Print all the records exactly, please.
================================
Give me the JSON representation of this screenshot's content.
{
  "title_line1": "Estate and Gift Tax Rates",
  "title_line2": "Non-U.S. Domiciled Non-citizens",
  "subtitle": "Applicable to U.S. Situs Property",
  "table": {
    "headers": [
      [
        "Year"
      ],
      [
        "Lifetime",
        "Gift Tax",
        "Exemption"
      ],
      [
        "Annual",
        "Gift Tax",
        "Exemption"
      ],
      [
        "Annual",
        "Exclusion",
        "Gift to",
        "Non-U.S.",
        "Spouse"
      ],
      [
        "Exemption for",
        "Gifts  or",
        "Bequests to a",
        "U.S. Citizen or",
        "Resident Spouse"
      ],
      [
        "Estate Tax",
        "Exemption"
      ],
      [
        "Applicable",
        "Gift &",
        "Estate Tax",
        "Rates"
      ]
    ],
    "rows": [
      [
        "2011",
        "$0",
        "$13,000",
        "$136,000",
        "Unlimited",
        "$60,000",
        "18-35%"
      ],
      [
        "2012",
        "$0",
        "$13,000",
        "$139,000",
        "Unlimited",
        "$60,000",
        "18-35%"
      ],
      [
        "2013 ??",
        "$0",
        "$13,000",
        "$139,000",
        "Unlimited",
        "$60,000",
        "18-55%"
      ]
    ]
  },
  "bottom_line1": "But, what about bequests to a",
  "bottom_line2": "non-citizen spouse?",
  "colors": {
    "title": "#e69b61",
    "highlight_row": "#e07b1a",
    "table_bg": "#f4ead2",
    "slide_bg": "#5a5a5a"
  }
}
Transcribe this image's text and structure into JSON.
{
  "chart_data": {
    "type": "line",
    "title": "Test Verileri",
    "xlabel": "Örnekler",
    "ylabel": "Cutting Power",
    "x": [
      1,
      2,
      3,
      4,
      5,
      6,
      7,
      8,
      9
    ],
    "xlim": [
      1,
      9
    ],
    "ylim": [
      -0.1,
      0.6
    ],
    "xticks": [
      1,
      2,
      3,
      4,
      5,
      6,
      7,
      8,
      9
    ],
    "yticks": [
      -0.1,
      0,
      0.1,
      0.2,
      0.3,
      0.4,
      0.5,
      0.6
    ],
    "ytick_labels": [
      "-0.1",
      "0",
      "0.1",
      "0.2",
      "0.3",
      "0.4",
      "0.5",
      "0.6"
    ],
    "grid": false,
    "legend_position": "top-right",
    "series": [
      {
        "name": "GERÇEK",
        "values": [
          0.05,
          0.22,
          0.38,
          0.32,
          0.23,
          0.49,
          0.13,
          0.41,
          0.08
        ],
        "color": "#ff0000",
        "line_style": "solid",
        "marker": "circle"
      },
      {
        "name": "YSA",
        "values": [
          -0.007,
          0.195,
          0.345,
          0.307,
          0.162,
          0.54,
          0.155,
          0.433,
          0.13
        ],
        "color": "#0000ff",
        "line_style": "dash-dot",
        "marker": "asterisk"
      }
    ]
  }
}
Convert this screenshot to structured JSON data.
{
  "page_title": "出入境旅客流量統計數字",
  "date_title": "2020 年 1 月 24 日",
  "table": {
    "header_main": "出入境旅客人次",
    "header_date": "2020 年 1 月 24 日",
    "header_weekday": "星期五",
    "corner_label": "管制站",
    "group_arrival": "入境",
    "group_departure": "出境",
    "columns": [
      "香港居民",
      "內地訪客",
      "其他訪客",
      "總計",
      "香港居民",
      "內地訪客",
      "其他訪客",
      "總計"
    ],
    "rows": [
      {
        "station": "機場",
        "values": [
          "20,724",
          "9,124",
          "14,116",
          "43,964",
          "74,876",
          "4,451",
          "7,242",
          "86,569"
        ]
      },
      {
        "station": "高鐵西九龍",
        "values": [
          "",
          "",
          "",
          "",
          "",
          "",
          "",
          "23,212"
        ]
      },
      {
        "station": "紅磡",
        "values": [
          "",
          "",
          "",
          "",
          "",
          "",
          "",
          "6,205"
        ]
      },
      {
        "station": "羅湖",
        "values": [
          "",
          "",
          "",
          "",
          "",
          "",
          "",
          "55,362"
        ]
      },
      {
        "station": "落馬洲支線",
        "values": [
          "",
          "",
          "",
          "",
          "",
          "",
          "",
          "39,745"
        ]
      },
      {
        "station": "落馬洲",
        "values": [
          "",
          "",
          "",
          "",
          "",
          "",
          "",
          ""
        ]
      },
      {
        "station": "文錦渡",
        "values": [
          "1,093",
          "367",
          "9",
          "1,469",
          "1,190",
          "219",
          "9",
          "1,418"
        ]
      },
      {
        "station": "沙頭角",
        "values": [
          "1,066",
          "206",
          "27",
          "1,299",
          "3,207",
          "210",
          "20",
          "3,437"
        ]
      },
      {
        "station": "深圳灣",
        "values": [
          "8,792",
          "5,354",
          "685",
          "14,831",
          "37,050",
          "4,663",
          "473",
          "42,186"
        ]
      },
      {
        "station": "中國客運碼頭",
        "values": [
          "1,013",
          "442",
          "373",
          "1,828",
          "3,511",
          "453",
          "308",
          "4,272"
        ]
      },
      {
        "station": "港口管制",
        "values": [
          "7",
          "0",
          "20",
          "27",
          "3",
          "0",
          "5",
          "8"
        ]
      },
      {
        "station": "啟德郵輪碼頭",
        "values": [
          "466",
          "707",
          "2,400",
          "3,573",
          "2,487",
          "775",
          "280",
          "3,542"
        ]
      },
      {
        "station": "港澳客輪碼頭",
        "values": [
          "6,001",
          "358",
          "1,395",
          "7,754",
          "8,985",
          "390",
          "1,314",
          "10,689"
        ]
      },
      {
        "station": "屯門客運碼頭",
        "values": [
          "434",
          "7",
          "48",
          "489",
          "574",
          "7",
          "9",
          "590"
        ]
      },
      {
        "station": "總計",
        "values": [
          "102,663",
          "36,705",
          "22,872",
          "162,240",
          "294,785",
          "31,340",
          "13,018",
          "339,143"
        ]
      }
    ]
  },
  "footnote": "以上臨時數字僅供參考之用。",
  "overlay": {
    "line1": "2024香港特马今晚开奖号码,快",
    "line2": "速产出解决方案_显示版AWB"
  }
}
================================
Exercise response »
Give me the JSON representation of this screenshot's content.
{
  "title_line1": "Estate and Gift Tax Rates",
  "title_line2": "Non-U.S. Domiciled Non-citizens",
  "subtitle": "Applicable to U.S. Situs Property",
  "table": {
    "headers": [
      [
        "Year"
      ],
      [
        "Lifetime",
        "Gift Tax",
        "Exemption"
      ],
      [
        "Annual",
        "Gift Tax",
        "Exemption"
      ],
      [
        "Annual",
        "Exclusion",
        "Gift to",
        "Non-U.S.",
        "Spouse"
      ],
      [
        "Exemption for",
        "Gifts  or",
        "Bequests to a",
        "U.S. Citizen or",
        "Resident Spouse"
      ],
      [
        "Estate Tax",
        "Exemption"
      ],
      [
        "Applicable",
        "Gift &",
        "Estate Tax",
        "Rates"
      ]
    ],
    "rows": [
      [
        "2011",
        "$0",
        "$13,000",
        "$136,000",
        "Unlimited",
        "$60,000",
        "18-35%"
      ],
      [
        "2012",
        "$0",
        "$13,000",
        "$139,000",
        "Unlimited",
        "$60,000",
        "18-35%"
      ],
      [
        "2013 ??",
        "$0",
        "$13,000",
        "$139,000",
        "Unlimited",
        "$60,000",
        "18-55%"
      ]
    ]
  },
  "bottom_line1": "But, what about bequests to a",
  "bottom_line2": "non-citizen spouse?",
  "colors": {
    "title": "#e69b61",
    "highlight_row": "#e07b1a",
    "table_bg": "#f4ead2",
    "slide_bg": "#5a5a5a"
  }
}
Transcribe this image's text and structure into JSON.
{
  "chart_data": {
    "type": "line",
    "title": "Test Verileri",
    "xlabel": "Örnekler",
    "ylabel": "Cutting Power",
    "x": [
      1,
      2,
      3,
      4,
      5,
      6,
      7,
      8,
      9
    ],
    "xlim": [
      1,
      9
    ],
    "ylim": [
      -0.1,
      0.6
    ],
    "xticks": [
      1,
      2,
      3,
      4,
      5,
      6,
      7,
      8,
      9
    ],
    "yticks": [
      -0.1,
      0,
      0.1,
      0.2,
      0.3,
      0.4,
      0.5,
      0.6
    ],
    "ytick_labels": [
      "-0.1",
      "0",
      "0.1",
      "0.2",
      "0.3",
      "0.4",
      "0.5",
      "0.6"
    ],
    "grid": false,
    "legend_position": "top-right",
    "series": [
      {
        "name": "GERÇEK",
        "values": [
          0.05,
          0.22,
          0.38,
          0.32,
          0.23,
          0.49,
          0.13,
          0.41,
          0.08
        ],
        "color": "#ff0000",
        "line_style": "solid",
        "marker": "circle"
      },
      {
        "name": "YSA",
        "values": [
          -0.007,
          0.195,
          0.345,
          0.307,
          0.162,
          0.54,
          0.155,
          0.433,
          0.13
        ],
        "color": "#0000ff",
        "line_style": "dash-dot",
        "marker": "asterisk"
      }
    ]
  }
}
Convert this screenshot to structured JSON data.
{
  "page_title": "出入境旅客流量統計數字",
  "date_title": "2020 年 1 月 24 日",
  "table": {
    "header_main": "出入境旅客人次",
    "header_date": "2020 年 1 月 24 日",
    "header_weekday": "星期五",
    "corner_label": "管制站",
    "group_arrival": "入境",
    "group_departure": "出境",
    "columns": [
      "香港居民",
      "內地訪客",
      "其他訪客",
      "總計",
      "香港居民",
      "內地訪客",
      "其他訪客",
      "總計"
    ],
    "rows": [
      {
        "station": "機場",
        "values": [
          "20,724",
          "9,124",
          "14,116",
          "43,964",
          "74,876",
          "4,451",
          "7,242",
          "86,569"
        ]
      },
      {
        "station": "高鐵西九龍",
        "values": [
          "",
          "",
          "",
          "",
          "",
          "",
          "",
          "23,212"
        ]
      },
      {
        "station": "紅磡",
        "values": [
          "",
          "",
          "",
          "",
          "",
          "",
          "",
          "6,205"
        ]
      },
      {
        "station": "羅湖",
        "values": [
          "",
          "",
          "",
          "",
          "",
          "",
          "",
          "55,362"
        ]
      },
      {
        "station": "落馬洲支線",
        "values": [
          "",
          "",
          "",
          "",
          "",
          "",
          "",
          "39,745"
        ]
      },
      {
        "station": "落馬洲",
        "values": [
          "",
          "",
          "",
          "",
          "",
          "",
          "",
          ""
        ]
      },
      {
        "station": "文錦渡",
        "values": [
          "1,093",
          "367",
          "9",
          "1,469",
          "1,190",
          "219",
          "9",
          "1,418"
        ]
      },
      {
        "station": "沙頭角",
        "values": [
          "1,066",
          "206",
          "27",
          "1,299",
          "3,207",
          "210",
          "20",
          "3,437"
        ]
      },
      {
        "station": "深圳灣",
        "values": [
          "8,792",
          "5,354",
          "685",
          "14,831",
          "37,050",
          "4,663",
          "473",
          "42,186"
        ]
      },
      {
        "station": "中國客運碼頭",
        "values": [
          "1,013",
          "442",
          "373",
          "1,828",
          "3,511",
          "453",
          "308",
          "4,272"
        ]
      },
      {
        "station": "港口管制",
        "values": [
          "7",
          "0",
          "20",
          "27",
          "3",
          "0",
          "5",
          "8"
        ]
      },
      {
        "station": "啟德郵輪碼頭",
        "values": [
          "466",
          "707",
          "2,400",
          "3,573",
          "2,487",
          "775",
          "280",
          "3,542"
        ]
      },
      {
        "station": "港澳客輪碼頭",
        "values": [
          "6,001",
          "358",
          "1,395",
          "7,754",
          "8,985",
          "390",
          "1,314",
          "10,689"
        ]
      },
      {
        "station": "屯門客運碼頭",
        "values": [
          "434",
          "7",
          "48",
          "489",
          "574",
          "7",
          "9",
          "590"
        ]
      },
      {
        "station": "總計",
        "values": [
          "102,663",
          "36,705",
          "22,872",
          "162,240",
          "294,785",
          "31,340",
          "13,018",
          "339,143"
        ]
      }
    ]
  },
  "footnote": "以上臨時數字僅供參考之用。",
  "overlay": {
    "line1": "2024香港特马今晚开奖号码,快",
    "line2": "速产出解决方案_显示版AWB"
  }
}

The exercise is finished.